*** Opening READING TEXT ***
Humidity and temperature driven transformations in ferroelectric quinuclidine-based chlorocobaltate(ii) complex salt: bulk and thin films with preferred orientation

Abstract

Ferroelectricity remains a fascinating phenomenon in materials science due to the constant uncovering of novel ferroelectric hybrid materials and new features of the phenomenon, related to its potential applications for the development of new technologies. Herein, preparation of a new inorganic–organic hybrid material composed of 3-quinuclidinone cations and a tetrachlorocobaltate(II) anion is reported, by utilization of a green chemistry approach without the use of solvents through a mechanochemically driven reaction. Two forms of the same compound; anhydrous and hydrate, can be prepared depending on the reactants used in the synthesis. Alternately two compounds can be transformed into one another by exposure to humid conditions or a dry atmosphere. In addition to humidity-driven compositional transformation, the prepared material undergoes multiple temperature-induced phase transformations. For the anhydrous phase, low-, room- and high-temperature phases were detected, belonging to the ferroelectric space group. Multiple transformations that occur in this material are an indication of the soft crystal packing driven by non-covalent interactions. Due to structural flexibility, this system is an ideal candidate for deposition on a substrate, for which the solution-based dip-coating method was used. The obtained metal–organic thin films grow in a specific crystal direction on Si(100) and ITO-coated glass substrates, forming crystalline and uniform films. The self-assembly between cations and anions is discussed, along with the energetic driving forces that lead to a particular thin film structure. Ferroelectric testing through remanent polarization experiments under ambient conditions confirms the uniformity and purity of this metal–organic thin-film system.
*** Closing READING TEXT ***
*** Opening DATASET CONTENT ***
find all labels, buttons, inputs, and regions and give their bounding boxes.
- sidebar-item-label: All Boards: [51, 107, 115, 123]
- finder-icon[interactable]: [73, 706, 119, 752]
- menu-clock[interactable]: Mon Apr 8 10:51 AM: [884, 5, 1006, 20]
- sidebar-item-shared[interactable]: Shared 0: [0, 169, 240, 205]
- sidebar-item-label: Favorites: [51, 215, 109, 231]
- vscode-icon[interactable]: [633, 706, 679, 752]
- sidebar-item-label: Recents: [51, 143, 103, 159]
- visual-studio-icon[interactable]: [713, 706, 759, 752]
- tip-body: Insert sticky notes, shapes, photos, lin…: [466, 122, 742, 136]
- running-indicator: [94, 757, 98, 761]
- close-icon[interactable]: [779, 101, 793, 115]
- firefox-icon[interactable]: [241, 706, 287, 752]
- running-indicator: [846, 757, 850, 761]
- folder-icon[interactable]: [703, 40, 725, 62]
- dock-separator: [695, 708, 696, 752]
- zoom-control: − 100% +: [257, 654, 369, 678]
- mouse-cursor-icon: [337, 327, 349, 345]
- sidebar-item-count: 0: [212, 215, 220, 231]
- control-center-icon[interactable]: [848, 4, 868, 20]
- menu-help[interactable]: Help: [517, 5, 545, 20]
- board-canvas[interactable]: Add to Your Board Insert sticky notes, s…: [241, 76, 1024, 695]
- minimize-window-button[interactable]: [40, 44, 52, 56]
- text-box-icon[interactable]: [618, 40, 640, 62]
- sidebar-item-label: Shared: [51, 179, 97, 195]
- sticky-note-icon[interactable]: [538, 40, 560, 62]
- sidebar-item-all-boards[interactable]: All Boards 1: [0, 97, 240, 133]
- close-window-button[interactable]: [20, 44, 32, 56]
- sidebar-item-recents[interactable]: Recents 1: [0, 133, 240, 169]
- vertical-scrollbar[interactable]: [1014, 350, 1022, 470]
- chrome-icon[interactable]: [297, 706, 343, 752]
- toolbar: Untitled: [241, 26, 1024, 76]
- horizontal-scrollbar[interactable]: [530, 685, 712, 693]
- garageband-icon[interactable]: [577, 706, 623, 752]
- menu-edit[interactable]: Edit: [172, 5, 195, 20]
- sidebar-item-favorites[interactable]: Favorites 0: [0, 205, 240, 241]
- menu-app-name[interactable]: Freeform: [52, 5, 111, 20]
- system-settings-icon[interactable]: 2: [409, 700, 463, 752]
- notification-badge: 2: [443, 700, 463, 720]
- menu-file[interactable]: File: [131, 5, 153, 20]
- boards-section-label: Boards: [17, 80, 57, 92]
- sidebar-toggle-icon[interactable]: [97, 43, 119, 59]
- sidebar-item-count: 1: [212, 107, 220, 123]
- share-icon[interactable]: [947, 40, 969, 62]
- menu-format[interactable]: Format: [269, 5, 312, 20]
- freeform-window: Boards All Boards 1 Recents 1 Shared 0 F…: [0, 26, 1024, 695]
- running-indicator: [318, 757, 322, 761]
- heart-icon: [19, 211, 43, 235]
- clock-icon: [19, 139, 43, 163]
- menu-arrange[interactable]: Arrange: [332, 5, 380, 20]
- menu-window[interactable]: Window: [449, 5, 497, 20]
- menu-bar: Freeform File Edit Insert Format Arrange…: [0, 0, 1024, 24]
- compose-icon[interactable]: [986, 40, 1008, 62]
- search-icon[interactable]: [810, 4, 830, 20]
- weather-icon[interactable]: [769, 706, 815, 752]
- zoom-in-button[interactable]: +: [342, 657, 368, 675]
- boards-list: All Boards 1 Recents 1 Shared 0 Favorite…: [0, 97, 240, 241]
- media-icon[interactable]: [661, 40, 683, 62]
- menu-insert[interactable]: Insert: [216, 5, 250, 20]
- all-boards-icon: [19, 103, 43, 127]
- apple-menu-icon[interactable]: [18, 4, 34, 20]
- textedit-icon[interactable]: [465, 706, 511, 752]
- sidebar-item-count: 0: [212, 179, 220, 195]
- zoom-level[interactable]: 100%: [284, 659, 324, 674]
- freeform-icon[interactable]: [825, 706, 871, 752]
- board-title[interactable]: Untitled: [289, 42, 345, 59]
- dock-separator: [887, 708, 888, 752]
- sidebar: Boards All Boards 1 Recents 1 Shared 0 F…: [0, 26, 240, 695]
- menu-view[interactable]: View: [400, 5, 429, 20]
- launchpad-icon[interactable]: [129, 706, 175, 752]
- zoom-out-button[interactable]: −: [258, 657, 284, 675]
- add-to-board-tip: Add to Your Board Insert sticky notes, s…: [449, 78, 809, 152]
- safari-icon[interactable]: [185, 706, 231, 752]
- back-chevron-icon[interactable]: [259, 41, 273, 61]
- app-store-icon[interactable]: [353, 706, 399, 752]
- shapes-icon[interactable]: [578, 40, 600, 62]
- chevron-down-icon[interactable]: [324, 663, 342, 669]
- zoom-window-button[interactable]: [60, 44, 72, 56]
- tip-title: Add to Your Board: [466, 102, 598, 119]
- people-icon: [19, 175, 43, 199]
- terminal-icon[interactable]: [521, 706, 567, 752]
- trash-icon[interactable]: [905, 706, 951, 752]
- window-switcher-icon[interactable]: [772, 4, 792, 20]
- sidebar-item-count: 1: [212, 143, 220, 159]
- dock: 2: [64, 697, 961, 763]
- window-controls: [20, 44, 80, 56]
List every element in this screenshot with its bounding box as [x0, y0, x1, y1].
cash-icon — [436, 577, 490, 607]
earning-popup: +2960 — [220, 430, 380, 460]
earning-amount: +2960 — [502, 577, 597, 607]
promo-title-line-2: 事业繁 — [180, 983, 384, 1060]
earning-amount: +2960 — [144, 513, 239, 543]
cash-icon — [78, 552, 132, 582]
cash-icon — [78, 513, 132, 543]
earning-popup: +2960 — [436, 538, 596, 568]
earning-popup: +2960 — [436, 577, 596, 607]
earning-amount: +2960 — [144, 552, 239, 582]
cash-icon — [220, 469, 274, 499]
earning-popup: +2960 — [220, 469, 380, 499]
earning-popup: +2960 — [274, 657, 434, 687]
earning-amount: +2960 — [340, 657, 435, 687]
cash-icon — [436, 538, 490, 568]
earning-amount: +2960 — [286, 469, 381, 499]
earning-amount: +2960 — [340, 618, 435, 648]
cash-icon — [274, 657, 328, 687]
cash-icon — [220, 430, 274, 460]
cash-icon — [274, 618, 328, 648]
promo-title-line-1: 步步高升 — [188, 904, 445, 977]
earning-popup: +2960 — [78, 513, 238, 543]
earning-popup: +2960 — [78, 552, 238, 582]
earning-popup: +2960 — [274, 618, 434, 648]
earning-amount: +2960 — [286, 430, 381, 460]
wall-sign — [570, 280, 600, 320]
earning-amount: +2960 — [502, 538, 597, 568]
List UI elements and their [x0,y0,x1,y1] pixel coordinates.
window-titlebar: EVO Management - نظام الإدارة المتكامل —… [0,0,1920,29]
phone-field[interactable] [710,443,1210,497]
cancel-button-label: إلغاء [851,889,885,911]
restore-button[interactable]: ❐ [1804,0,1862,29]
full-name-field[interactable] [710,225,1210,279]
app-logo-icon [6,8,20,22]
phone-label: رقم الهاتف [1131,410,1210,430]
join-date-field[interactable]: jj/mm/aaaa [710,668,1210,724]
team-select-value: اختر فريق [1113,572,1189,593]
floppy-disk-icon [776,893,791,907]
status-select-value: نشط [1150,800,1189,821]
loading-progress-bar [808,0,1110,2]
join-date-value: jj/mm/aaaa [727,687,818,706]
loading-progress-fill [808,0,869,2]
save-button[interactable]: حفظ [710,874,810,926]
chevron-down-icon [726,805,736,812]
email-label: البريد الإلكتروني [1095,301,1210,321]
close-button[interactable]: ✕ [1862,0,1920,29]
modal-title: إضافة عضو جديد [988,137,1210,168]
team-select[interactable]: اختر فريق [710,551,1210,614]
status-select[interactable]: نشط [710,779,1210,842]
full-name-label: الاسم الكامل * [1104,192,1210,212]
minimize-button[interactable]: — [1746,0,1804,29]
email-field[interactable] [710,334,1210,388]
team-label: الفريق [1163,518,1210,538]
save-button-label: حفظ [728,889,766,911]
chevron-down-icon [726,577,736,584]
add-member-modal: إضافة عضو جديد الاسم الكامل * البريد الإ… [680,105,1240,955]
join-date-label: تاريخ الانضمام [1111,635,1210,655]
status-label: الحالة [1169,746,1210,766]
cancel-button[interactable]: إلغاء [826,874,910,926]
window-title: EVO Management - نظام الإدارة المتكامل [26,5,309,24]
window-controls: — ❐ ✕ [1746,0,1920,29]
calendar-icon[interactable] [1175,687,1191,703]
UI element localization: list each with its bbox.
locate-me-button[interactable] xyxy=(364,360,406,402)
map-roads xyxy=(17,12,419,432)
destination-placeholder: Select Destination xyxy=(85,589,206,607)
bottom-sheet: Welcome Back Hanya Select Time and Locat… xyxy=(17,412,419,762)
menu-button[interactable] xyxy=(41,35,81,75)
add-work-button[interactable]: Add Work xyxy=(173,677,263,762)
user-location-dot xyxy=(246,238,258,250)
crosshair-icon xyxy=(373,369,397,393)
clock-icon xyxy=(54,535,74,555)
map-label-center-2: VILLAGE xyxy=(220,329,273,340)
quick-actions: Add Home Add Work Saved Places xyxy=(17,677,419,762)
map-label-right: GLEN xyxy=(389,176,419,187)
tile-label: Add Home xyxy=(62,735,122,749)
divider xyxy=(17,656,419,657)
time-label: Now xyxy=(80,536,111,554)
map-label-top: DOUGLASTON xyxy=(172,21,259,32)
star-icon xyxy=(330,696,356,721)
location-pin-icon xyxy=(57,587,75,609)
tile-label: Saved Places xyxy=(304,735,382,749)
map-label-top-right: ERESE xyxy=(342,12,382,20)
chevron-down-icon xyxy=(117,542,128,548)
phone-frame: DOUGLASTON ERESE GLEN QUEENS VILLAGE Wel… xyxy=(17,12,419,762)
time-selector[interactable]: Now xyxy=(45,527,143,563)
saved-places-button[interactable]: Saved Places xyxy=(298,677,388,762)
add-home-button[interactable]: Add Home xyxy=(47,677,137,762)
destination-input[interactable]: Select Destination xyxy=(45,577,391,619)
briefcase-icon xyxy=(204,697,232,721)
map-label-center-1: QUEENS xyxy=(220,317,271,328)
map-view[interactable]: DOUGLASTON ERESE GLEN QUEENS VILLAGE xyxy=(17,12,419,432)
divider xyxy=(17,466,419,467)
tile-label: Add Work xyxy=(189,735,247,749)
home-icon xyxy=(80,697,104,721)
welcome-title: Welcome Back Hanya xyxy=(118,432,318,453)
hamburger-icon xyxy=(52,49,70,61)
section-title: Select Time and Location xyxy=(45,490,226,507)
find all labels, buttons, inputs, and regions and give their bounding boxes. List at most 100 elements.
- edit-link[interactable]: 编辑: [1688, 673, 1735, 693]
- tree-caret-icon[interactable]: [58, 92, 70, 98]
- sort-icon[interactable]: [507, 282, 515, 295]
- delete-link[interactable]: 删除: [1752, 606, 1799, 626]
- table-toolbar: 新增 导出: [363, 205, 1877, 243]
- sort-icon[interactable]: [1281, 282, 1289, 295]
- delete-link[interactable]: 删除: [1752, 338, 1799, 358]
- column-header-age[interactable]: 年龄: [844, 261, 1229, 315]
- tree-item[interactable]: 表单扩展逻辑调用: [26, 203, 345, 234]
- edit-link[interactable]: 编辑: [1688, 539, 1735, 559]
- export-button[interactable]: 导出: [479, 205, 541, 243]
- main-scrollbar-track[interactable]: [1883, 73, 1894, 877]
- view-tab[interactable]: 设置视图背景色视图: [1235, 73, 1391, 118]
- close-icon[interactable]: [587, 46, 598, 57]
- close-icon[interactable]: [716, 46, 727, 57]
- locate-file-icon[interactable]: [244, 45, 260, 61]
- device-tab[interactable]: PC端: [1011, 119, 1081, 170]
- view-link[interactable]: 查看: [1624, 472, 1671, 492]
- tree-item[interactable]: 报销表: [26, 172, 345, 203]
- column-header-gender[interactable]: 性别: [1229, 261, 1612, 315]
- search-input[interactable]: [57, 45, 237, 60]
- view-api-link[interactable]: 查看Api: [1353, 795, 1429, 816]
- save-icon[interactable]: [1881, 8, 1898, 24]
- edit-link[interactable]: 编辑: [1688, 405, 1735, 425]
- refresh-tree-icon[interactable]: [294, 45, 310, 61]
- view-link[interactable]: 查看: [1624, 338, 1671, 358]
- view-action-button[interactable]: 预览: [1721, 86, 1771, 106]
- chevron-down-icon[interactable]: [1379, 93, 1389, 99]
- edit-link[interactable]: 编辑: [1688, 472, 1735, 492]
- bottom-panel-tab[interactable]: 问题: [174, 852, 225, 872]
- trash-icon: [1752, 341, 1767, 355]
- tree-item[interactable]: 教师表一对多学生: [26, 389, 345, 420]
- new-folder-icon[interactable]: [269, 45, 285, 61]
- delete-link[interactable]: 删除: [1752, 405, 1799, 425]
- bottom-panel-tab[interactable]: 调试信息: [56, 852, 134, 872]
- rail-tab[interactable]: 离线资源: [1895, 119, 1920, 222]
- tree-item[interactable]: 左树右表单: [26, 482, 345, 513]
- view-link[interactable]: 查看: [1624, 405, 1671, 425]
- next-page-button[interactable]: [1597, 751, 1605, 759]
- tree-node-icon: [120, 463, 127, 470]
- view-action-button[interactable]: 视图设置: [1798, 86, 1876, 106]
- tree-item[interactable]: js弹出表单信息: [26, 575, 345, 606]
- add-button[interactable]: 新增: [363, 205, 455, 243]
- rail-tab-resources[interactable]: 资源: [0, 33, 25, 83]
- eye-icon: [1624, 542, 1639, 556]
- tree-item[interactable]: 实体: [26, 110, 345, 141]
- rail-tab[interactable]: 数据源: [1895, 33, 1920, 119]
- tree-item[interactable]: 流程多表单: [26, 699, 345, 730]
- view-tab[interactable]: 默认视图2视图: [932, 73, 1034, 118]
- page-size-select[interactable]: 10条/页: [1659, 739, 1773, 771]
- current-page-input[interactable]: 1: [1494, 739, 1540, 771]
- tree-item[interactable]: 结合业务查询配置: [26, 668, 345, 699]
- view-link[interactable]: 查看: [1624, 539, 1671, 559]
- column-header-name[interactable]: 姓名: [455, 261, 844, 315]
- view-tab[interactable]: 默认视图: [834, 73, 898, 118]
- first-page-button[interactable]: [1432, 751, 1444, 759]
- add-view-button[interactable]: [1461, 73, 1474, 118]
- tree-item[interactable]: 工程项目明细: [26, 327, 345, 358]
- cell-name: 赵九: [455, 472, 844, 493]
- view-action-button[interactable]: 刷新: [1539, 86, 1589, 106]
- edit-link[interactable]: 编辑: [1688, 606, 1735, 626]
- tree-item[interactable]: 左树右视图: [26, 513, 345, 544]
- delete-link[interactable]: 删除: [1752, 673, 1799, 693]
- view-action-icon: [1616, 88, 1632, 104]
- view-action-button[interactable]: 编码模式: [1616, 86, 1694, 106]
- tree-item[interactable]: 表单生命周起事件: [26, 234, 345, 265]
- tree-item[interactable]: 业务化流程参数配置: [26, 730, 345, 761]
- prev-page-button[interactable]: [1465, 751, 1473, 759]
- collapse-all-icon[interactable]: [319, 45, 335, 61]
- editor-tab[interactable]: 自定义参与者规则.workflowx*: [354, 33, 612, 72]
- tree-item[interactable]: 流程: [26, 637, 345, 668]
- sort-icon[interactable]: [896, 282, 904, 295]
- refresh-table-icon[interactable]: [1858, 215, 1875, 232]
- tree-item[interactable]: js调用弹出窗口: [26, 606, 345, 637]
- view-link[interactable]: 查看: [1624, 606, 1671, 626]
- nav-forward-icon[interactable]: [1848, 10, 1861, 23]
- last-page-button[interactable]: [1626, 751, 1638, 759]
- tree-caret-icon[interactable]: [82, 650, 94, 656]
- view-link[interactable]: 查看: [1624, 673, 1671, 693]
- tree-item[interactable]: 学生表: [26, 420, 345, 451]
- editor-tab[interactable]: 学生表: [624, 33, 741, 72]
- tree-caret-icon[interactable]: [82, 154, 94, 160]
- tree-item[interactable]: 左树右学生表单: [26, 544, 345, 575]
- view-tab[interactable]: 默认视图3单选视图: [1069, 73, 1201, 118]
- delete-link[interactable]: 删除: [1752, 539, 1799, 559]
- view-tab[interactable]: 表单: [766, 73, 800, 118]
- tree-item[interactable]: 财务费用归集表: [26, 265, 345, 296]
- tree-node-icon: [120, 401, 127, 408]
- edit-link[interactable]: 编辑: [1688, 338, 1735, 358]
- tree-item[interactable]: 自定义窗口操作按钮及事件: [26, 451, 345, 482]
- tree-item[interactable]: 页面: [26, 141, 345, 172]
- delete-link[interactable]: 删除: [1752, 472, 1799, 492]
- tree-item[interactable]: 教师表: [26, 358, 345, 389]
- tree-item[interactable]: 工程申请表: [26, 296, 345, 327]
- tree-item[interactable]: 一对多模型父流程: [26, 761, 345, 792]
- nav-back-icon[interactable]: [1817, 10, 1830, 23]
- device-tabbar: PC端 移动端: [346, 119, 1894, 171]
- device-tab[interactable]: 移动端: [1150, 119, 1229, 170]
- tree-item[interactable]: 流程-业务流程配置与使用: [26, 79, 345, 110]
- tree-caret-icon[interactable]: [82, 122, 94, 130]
*** Closing DATASET CONTENT ***
> WORK ITEM: Copy the whole text on the ferroelectric chlorocobaltate salt word for word, from the title through the last sentence. The lines above are from a separate source.

> TASK OUTPUT:
Humidity and temperature driven transformations in ferroelectric quinuclidine-based chlorocobaltate(ii) complex salt: bulk and thin films with preferred orientation

Abstract

Ferroelectricity remains a fascinating phenomenon in materials science due to the constant uncovering of novel ferroelectric hybrid materials and new features of the phenomenon, related to its potential applications for the development of new technologies. Herein, preparation of a new inorganic–organic hybrid material composed of 3-quinuclidinone cations and a tetrachlorocobaltate(II) anion is reported, by utilization of a green chemistry approach without the use of solvents through a mechanochemically driven reaction. Two forms of the same compound; anhydrous and hydrate, can be prepared depending on the reactants used in the synthesis. Alternately two compounds can be transformed into one another by exposure to humid conditions or a dry atmosphere. In addition to humidity-driven compositional transformation, the prepared material undergoes multiple temperature-induced phase transformations. For the anhydrous phase, low-, room- and high-temperature phases were detected, belonging to the ferroelectric space group. Multiple transformations that occur in this material are an indication of the soft crystal packing driven by non-covalent interactions. Due to structural flexibility, this system is an ideal candidate for deposition on a substrate, for which the solution-based dip-coating method was used. The obtained metal–organic thin films grow in a specific crystal direction on Si(100) and ITO-coated glass substrates, forming crystalline and uniform films. The self-assembly between cations and anions is discussed, along with the energetic driving forces that lead to a particular thin film structure. Ferroelectric testing through remanent polarization experiments under ambient conditions confirms the uniformity and purity of this metal–organic thin-film system.